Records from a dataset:
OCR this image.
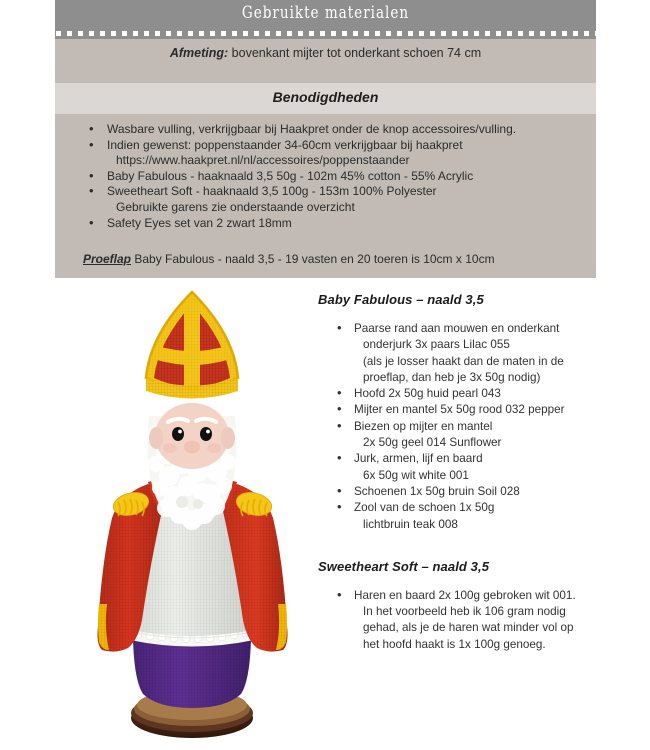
Gebruikte materialen
Afmeting: bovenkant mijter tot onderkant schoen 74 cm
Benodigdheden
• Wasbare vulling, verkrijgbaar bij Haakpret onder de knop accessoires/vulling.
• Indien gewenst: poppenstaander 34-60cm verkrijgbaar bij haakpret
https://www.haakpret.nl/nl/accessoires/poppenstaander
• Baby Fabulous - haaknaald 3,5 50g - 102m 45% cotton - 55% Acrylic
• Sweetheart Soft - haaknaald 3,5 100g - 153m 100% Polyester
Gebruikte garens zie onderstaande overzicht
• Safety Eyes set van 2 zwart 18mm
Proeflap Baby Fabulous - naald 3,5 - 19 vasten en 20 toeren is 10cm x 10cm
Baby Fabulous – naald 3,5
• Paarse rand aan mouwen en onderkant
onderjurk 3x paars Lilac 055
(als je losser haakt dan de maten in de
proeflap, dan heb je 3x 50g nodig)
• Hoofd 2x 50g huid pearl 043
• Mijter en mantel 5x 50g rood 032 pepper
• Biezen op mijter en mantel
2x 50g geel 014 Sunflower
• Jurk, armen, lijf en baard
6x 50g wit white 001
• Schoenen 1x 50g bruin Soil 028
• Zool van de schoen 1x 50g
lichtbruin teak 008
Sweetheart Soft – naald 3,5
• Haren en baard 2x 100g gebroken wit 001.
In het voorbeeld heb ik 106 gram nodig
gehad, als je de haren wat minder vol op
het hoofd haakt is 1x 100g genoeg.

SHORT TASK =
Using the material above, gather every line that includes "Gebruikte".

PROBLEM SOLUTION =
Gebruikte materialen
Gebruikte garens zie onderstaande overzicht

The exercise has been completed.